**What you have to do**
Where a line of the listing below includes the word "Pollution", reproduce that line.

**Dataset extract**
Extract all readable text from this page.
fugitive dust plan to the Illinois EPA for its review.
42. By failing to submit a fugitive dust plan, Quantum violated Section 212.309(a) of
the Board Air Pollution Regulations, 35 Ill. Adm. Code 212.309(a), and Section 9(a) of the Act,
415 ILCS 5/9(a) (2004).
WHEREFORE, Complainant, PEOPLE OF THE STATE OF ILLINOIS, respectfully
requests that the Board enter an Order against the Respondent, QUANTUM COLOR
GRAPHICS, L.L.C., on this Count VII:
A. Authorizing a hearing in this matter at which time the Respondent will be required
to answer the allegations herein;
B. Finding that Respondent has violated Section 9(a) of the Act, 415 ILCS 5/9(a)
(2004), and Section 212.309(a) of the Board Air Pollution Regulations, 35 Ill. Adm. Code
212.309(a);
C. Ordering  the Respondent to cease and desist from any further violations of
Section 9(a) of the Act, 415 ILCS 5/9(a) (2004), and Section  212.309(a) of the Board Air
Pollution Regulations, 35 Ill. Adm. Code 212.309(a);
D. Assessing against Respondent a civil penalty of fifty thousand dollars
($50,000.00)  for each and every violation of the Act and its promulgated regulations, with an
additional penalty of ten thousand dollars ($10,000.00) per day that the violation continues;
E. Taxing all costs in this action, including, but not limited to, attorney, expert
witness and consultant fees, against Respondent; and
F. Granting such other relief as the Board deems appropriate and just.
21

**Solution**
the Board Air Pollution Regulations, 35 Ill. Adm. Code 212.309(a), and Section 9(a) of the Act,
(2004), and Section 212.309(a) of the Board Air Pollution Regulations, 35 Ill. Adm. Code
Pollution Regulations, 35 Ill. Adm. Code 212.309(a);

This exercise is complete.